Seitenauszug:
++++++++
LAOLA1-Scout Freimüller war in Finnland zu Gast und hat sich einen Eindruck verschafft. Seine Analyse über Niveau, Atmosphäre und Besonderheiten der "Liiga".

Im Fokus: Das kann die finnische Eishockey-Liga Foto: © GEPA

Fünf Spiele in vier Städten und zehn Teams – ein hochintensiver Trip durch Finnland. Was hat sich in der Liiga getan, was gibt es Auffälliges und wie ist das Niveau?

Wie immer bei meinen Reisen nach Finnland: Freie Tage sind zu vermeiden, ein sorgsam gewählter Spielplan gibt das auch her, da bis auf Sonntag und Montag fast immer gespielt wird. Natürlich fallen die nördlichen Standorte wie Oulu oder Vaasa flach, aber der südliche Teil gibt bei 15 Teams ohnehin genügend her: Vom Flughafen Helsinki direkt nach Tampere, dann Jyväskylä, Turku, Lahti und wieder zurück nach Tampere.

Von Schnee, Eis und Bäumen sieht man bei solchen Reisen mehr als genug, das gibt jetzt für einige Zeit aus. Beim Wetter habe ich aber Glück gehabt: Die selbst für Finnland ungewöhnliche Kältewelle mit Temperaturen bis zu -25 Grad ging einige Tage vor meinem Trip zu Ende. Beim täglichen Hotelwechsel, dazwischen Bus- und Bahnfahrten (beide für ein nicht billiges Land wirklich kostengünstig), hätte ich das nicht auch noch gebraucht.

Das Niveau der Liiga

Ein Kollege hat mich schon vorgewarnt, nicht dass ich es nicht ohnehin schon gewusst hätte: "Die Teams am Ende der Tabelle sind fürchterlich, Spiele mit denen gruselig." Schwer, das ganz zu vermeiden, aber Saipa – praktisch seit dem ersten Spieltag abgeschlagener Letzter – habe ich mir erspart, dort hat ohnehin schon der jährliche Ausverkauf eingesetzt.

Ähnliches gilt jetzt auch für HPK Hämeenlinna: Topscorer Danick Martel unterschrieb in Schweden, HPK trat am Tag darauf dadurch in Lahti völlig sortenrein – ohne einen einzigen Legionär (!) - an. Gegner Pelicans dagegen bot gleich neun Gastarbeiter auf, beides sind ungewöhnliche Zahlen. Aber klar ist: Die finnische Spielerproduktion ist riesengroß, aber nicht unendlich – Grinder gibt es genug, herausragende heimische Skilled Player fast nur bei den Top Teams.
++++++++
Angezeigte Daten:
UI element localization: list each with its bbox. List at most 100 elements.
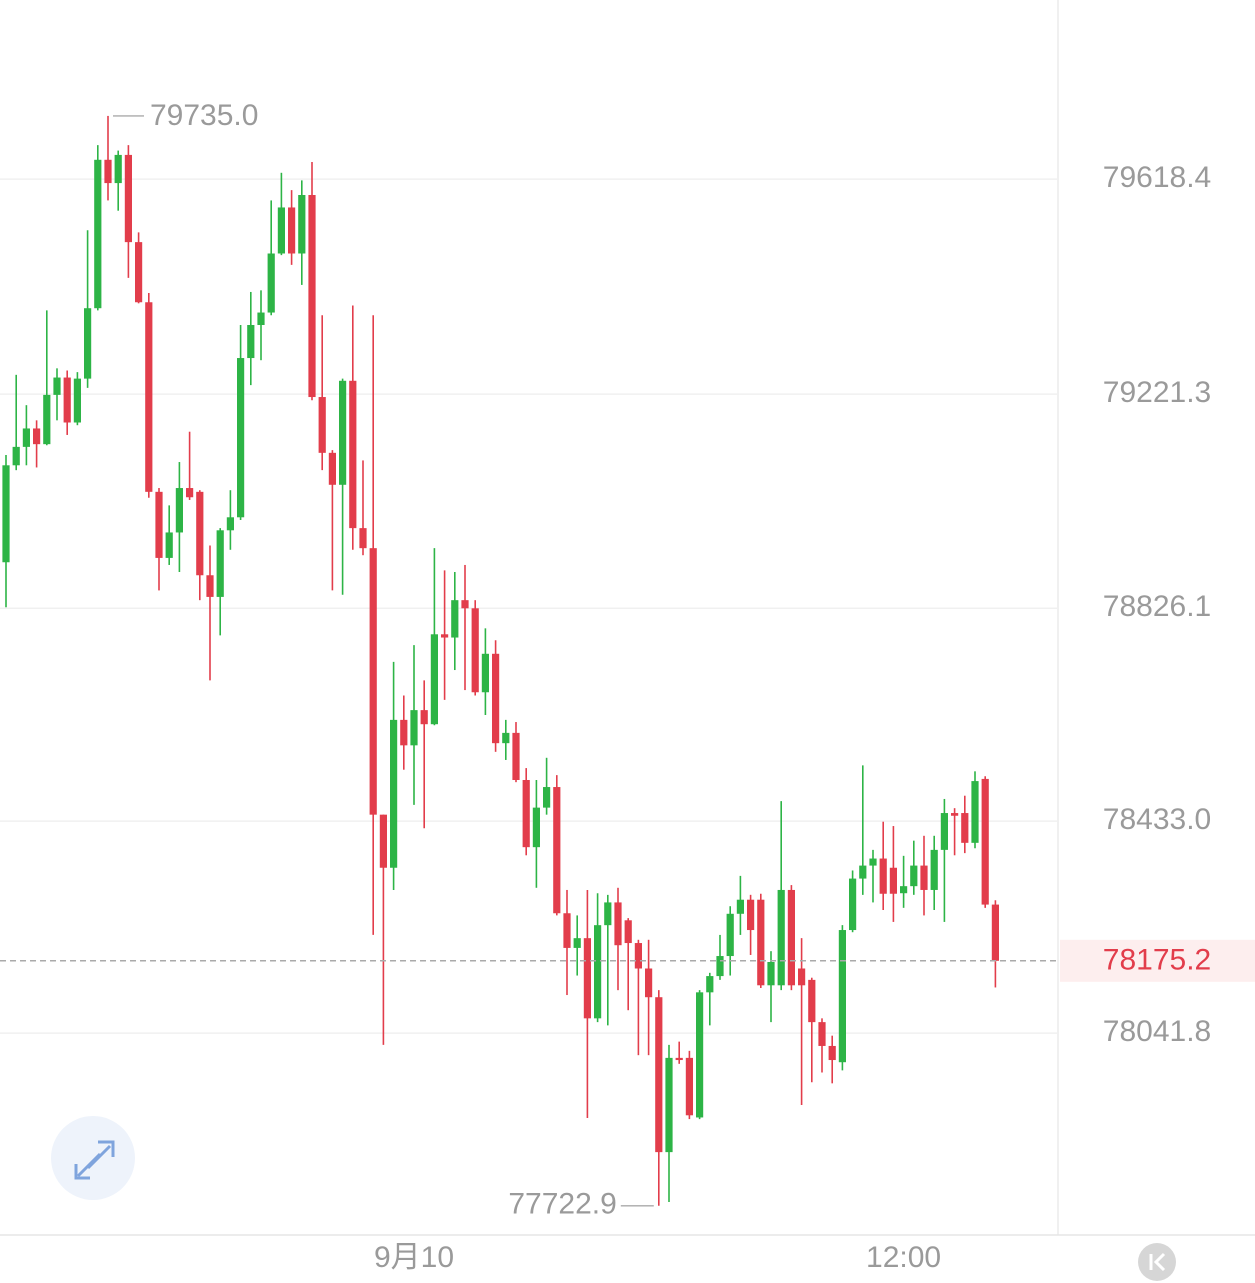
x-tick-label: 12:00: [866, 1241, 941, 1274]
candle-body: [889, 867, 897, 894]
candle-body: [400, 719, 408, 746]
candle-body: [196, 491, 204, 576]
candle-body: [553, 787, 561, 914]
candle-body: [634, 943, 642, 969]
candle-body: [624, 920, 632, 944]
candle-body: [818, 1022, 826, 1046]
candle-body: [767, 962, 775, 986]
candle-body: [359, 528, 367, 549]
candle-body: [114, 154, 122, 184]
candle-body: [614, 902, 622, 946]
candle-body: [94, 159, 102, 309]
candle-body: [859, 865, 867, 879]
candle-body: [798, 968, 806, 986]
current-price-label: 78175.2: [1103, 944, 1211, 977]
candle-body: [318, 397, 326, 453]
candle-body: [53, 377, 61, 395]
candle-body: [379, 814, 387, 868]
candle-body: [43, 394, 51, 445]
candle-body: [22, 428, 30, 447]
candle-body: [900, 886, 908, 894]
candle-body: [84, 308, 92, 379]
candle-body: [441, 634, 449, 638]
candle-body: [12, 446, 20, 466]
candle-body: [696, 992, 704, 1118]
candle-body: [655, 997, 663, 1153]
candle-body: [165, 532, 173, 558]
candle-body: [73, 378, 81, 423]
collapse-button[interactable]: [1138, 1243, 1176, 1281]
candle-body: [104, 159, 112, 184]
candle-body: [522, 780, 530, 848]
candle-body: [226, 517, 234, 531]
candle-body: [971, 781, 979, 843]
candle-body: [216, 530, 224, 597]
candle-body: [961, 813, 969, 843]
y-tick-label: 78826.1: [1103, 590, 1211, 623]
candle-body: [583, 938, 591, 1019]
candle-body: [951, 813, 959, 816]
candle-body: [828, 1045, 836, 1061]
candle-body: [675, 1057, 683, 1061]
candle-body: [685, 1057, 693, 1116]
candle-body: [879, 858, 887, 894]
candle-body: [930, 849, 938, 890]
candle-body: [369, 548, 377, 815]
candle-body: [981, 778, 989, 905]
candle-body: [420, 710, 428, 725]
candle-body: [135, 242, 143, 303]
candle-body: [838, 930, 846, 1063]
candle-body: [390, 719, 398, 868]
candle-body: [410, 710, 418, 746]
candle-body: [808, 979, 816, 1023]
candle-body: [920, 865, 928, 890]
candle-body: [869, 858, 877, 866]
candle-body: [461, 600, 469, 609]
candle-body: [63, 377, 71, 423]
candle-body: [604, 902, 612, 926]
candle-body: [349, 380, 357, 529]
max-label: 79735.0: [150, 99, 258, 132]
min-label: 77722.9: [508, 1188, 616, 1221]
candle-body: [726, 913, 734, 957]
candle-body: [532, 807, 540, 848]
candle-body: [339, 380, 347, 485]
candle-body: [940, 813, 948, 850]
candle-body: [849, 878, 857, 931]
candle-body: [747, 899, 755, 931]
candle-body: [645, 968, 653, 998]
candle-body: [288, 207, 296, 254]
candle-body: [736, 899, 744, 914]
candle-body: [308, 195, 316, 398]
y-tick-label: 78433.0: [1103, 803, 1211, 836]
candle-body: [298, 195, 306, 254]
candle-body: [206, 575, 214, 597]
expand-button[interactable]: [51, 1116, 135, 1200]
candle-body: [277, 207, 285, 254]
candle-body: [777, 889, 785, 986]
candle-body: [175, 488, 183, 533]
candle-body: [155, 491, 163, 558]
candle-body: [145, 302, 153, 492]
candle-body: [665, 1057, 673, 1153]
candle-body: [186, 488, 194, 498]
y-tick-label: 79221.3: [1103, 376, 1211, 409]
candle-body: [543, 787, 551, 808]
candle-body: [451, 600, 459, 638]
candle-body: [563, 913, 571, 948]
candle-body: [124, 154, 132, 243]
candle-body: [706, 976, 714, 993]
candle-body: [237, 358, 245, 518]
y-tick-label: 79618.4: [1103, 161, 1211, 194]
candle-body: [573, 938, 581, 948]
candle-body: [257, 312, 265, 325]
candle-body: [910, 865, 918, 887]
plot-area: 79618.4 79221.3 78826.1 78433.0 78041.8 9月10 1…: [0, 99, 1255, 1274]
candle-body: [594, 925, 602, 1019]
candle-body: [2, 465, 10, 563]
candle-body: [757, 899, 765, 986]
candle-body: [33, 428, 41, 445]
candle-body: [512, 732, 520, 780]
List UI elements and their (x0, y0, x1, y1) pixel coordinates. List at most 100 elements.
++++++++
Aufgabenliste:
1. Gib den Text über die finnische Eishockey-Liga wortgetreu wieder, beginnend bei „Im Fokus: Das“ und endend bei „ist das Niveau?“.
2. Führe den Text über die finnische Eishockey-Liga ab der Stelle fort, an der er aufhört.
Die Daten werden für die Bearbeitung nicht benötigt.

Erwartete Ergebnisse:
1.
Im Fokus: Das kann die finnische Eishockey-Liga Foto: © GEPA

Fünf Spiele in vier Städten und zehn Teams – ein hochintensiver Trip durch Finnland. Was hat sich in der Liiga getan, was gibt es Auffälliges und wie ist das Niveau?

2.
Das niveaulose 0:4 von HPK in Lahti war dann auch Anlass für eine Scouting-Spielerei: Wie erkannt man ein richtig desolates Team? Ganz einfach: Man dürfte sich drei Spieler frei aussuchen und mitnehmen – nicht einen oder zwei, es müssen mindestens drei sein, die dir ins Auge stechen. Wenn dir das nicht gelingt – und bei HPK war der beste Crack der 39-jährige Antti Pihlström – kannst du das Team getrost ad acta legen.

Die Spiele sind meist laufintensiv und auch mitunter – nicht diesmal – etwas körperbetonter als in anderen europäischen Ligen. Dazu tragen auch die schon seit jeher kleineren Eisflächen bei, die Breite ist statt bei 30 nur bei 28 oder 29 Metern angesiedelt. Keine NHL-Ausmaße, aber doch auch kein "olympisches Eis".

Dynamisches Eislaufen, taktische Disziplin und "Sisu" machen das finnische Eishockey aus, einige Teams setzten in der Offensive gerne auf Gastarbeiter, vor allem aus Schweden oder Nordamerika. Insgesamt machen die Legionäre ein Viertel aller Cracks aus. Was mich faszinierte: Viele AHL/ECHL-Borderliner reüssieren hier vorzüglich, sogar reine ECHLer können Glanzpunkte setzen. Nach einem Jahr bei schlechten Teams orientieren sie sich ins Ausland oder zu den Top Teams. Ein Beispiel dafür wäre Flügel Ben Tardif von KooKoo, der eine Saison zuvor noch zwischen vier nordamerikanischen Teams herumgereicht wurde.

In einem anderen Preissegment konnte Tabellenführer Ilves mit Defender Adam Clendening einen AHL-PP-Experten an Land ziehen, ihn hätte ich mir – bei aller Verweigerung des physischen Spiels – auch in Schweden oder der Schweiz vorstellen können. Der zweite nordamerikanische Import im Team: Jeremy Gregoire, noch aus Wien bekannt, hier ein Viertlinienspieler.

Teams wie Ilves, Tappara, IFK Helsinki oder Lukko Rauma verfügen über gute finanzielle Mittel, können doch noch einige Spitzenkräfte im Lande halten. Das ehrenvolle Ausscheiden der Innsbrucker Haie gegen Lukko – erst in der Verlängerung – ist daher umso bemerkenswerter.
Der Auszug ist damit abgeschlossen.